━━━━━ Task inputs ━━━━━
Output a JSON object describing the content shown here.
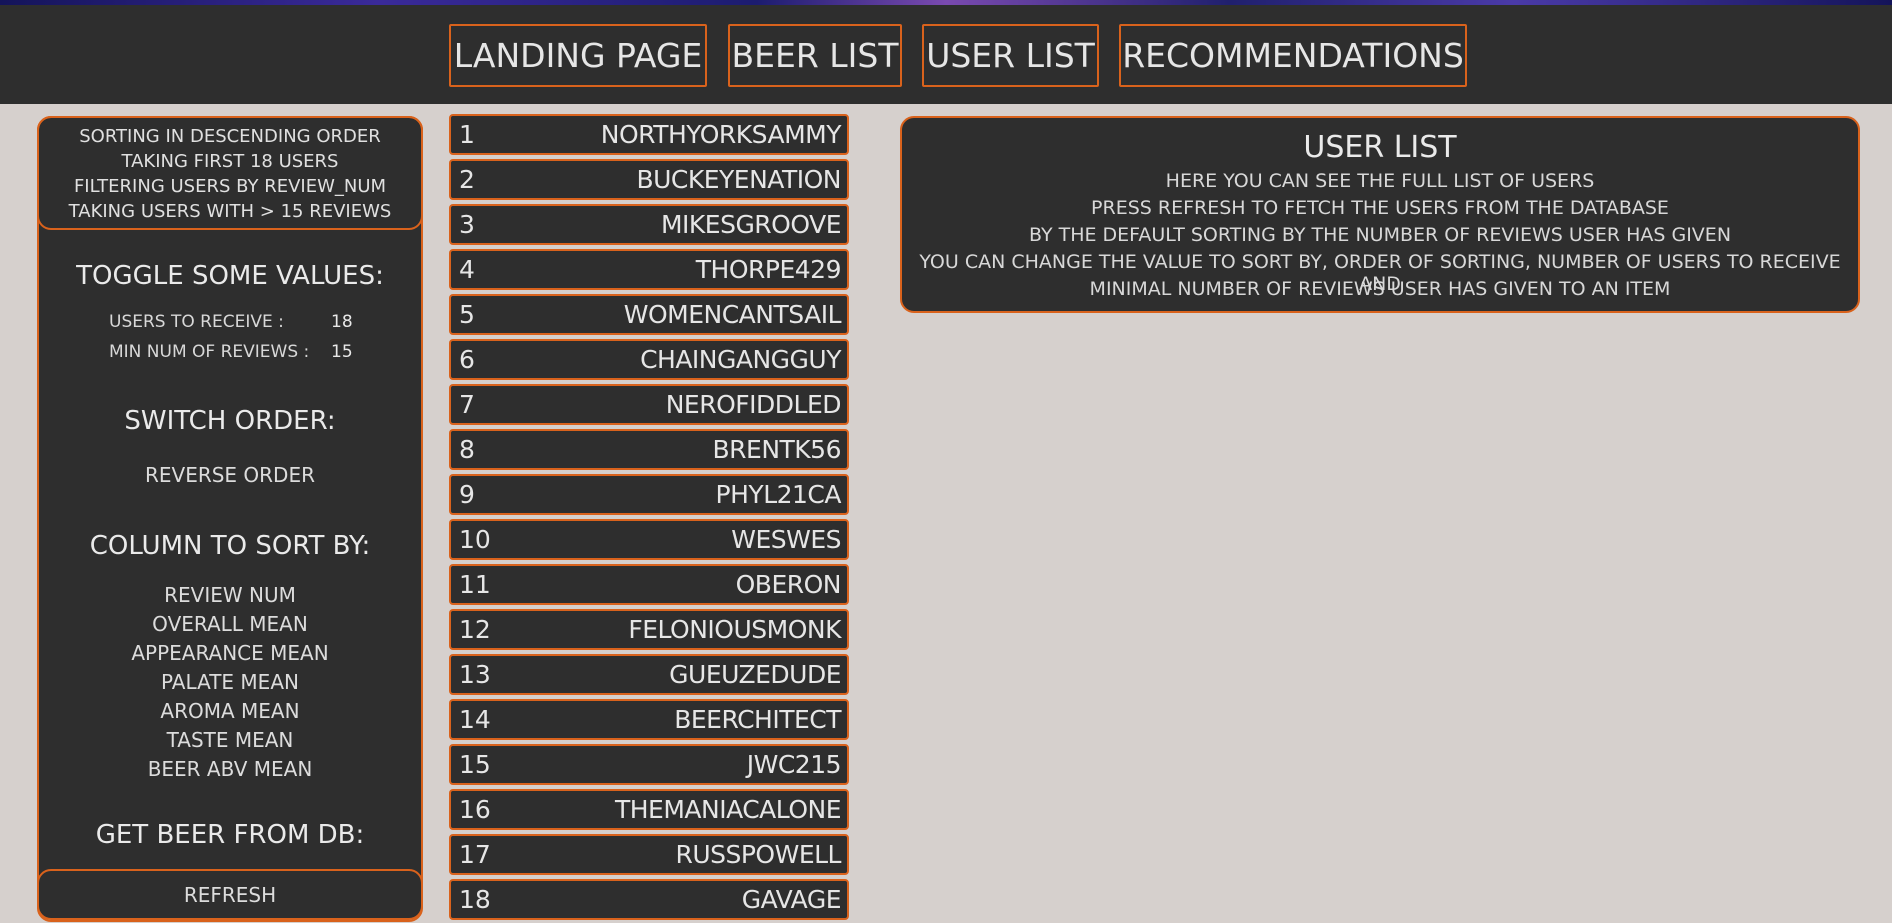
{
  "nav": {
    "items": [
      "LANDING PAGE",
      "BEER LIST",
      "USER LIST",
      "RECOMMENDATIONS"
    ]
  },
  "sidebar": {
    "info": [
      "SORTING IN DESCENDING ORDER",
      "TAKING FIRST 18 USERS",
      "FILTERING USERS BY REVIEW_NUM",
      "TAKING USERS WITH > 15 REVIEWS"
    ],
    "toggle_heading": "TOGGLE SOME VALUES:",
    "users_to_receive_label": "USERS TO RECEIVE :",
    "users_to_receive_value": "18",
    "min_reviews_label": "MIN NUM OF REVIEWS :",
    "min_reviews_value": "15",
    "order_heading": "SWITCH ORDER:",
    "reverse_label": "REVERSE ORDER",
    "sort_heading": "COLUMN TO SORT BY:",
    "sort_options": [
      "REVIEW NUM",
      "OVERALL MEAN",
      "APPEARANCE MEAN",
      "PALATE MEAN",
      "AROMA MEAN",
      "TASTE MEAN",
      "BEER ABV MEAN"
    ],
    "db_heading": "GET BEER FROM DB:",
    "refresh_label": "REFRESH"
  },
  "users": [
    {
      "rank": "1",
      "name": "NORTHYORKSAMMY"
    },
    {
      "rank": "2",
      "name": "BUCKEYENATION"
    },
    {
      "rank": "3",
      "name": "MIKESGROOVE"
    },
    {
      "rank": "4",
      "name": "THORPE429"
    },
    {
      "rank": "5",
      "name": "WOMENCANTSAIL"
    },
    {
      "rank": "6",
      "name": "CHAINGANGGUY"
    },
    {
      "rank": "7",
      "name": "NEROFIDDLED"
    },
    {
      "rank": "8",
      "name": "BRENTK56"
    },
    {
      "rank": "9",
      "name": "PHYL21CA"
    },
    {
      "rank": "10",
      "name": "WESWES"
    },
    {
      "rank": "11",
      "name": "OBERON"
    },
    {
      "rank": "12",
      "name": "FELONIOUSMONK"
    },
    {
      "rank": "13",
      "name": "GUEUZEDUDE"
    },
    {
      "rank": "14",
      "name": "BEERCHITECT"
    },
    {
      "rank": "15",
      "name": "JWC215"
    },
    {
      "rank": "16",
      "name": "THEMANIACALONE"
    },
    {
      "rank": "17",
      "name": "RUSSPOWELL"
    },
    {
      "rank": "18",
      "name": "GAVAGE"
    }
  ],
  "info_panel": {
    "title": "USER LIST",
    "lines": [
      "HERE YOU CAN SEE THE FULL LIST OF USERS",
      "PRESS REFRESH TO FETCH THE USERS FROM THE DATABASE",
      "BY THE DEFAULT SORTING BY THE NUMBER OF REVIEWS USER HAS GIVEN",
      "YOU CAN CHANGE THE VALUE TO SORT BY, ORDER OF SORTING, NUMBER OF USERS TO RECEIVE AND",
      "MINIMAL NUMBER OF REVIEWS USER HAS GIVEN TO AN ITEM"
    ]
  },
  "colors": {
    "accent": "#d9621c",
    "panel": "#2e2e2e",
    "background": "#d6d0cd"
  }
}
━━━━━
━━━━━ Task inputs ━━━━━
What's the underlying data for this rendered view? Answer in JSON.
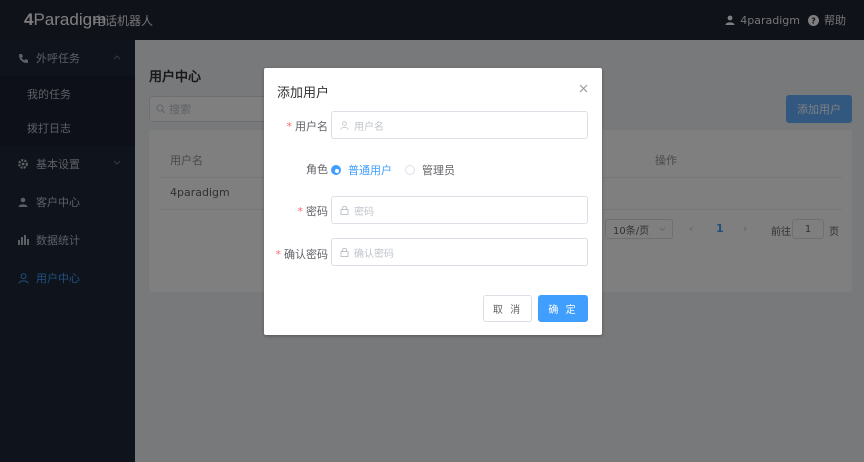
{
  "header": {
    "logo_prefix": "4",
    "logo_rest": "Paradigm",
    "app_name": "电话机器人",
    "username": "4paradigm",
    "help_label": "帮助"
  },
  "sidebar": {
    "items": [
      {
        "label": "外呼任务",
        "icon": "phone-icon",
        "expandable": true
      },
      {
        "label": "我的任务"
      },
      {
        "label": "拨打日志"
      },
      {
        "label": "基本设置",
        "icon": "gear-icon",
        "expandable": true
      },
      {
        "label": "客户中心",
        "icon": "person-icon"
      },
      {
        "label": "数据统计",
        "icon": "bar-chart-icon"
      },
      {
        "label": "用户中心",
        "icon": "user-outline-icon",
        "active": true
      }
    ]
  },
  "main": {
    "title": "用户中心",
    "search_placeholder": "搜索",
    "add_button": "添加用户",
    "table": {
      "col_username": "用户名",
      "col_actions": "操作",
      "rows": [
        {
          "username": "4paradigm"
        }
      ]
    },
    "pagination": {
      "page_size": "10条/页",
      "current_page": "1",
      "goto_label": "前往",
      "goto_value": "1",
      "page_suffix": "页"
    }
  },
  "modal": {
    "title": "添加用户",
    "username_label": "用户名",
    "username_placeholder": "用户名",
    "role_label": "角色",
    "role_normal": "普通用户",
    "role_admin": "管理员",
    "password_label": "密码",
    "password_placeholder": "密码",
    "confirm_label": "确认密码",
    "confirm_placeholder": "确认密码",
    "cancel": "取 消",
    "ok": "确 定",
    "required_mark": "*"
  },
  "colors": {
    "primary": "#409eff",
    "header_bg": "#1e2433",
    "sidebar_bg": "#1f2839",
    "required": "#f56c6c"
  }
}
━━━━━
_Exercise aim_
Work out how many lines in the records above contain the word "FROM", and give only that number.

_Response_
2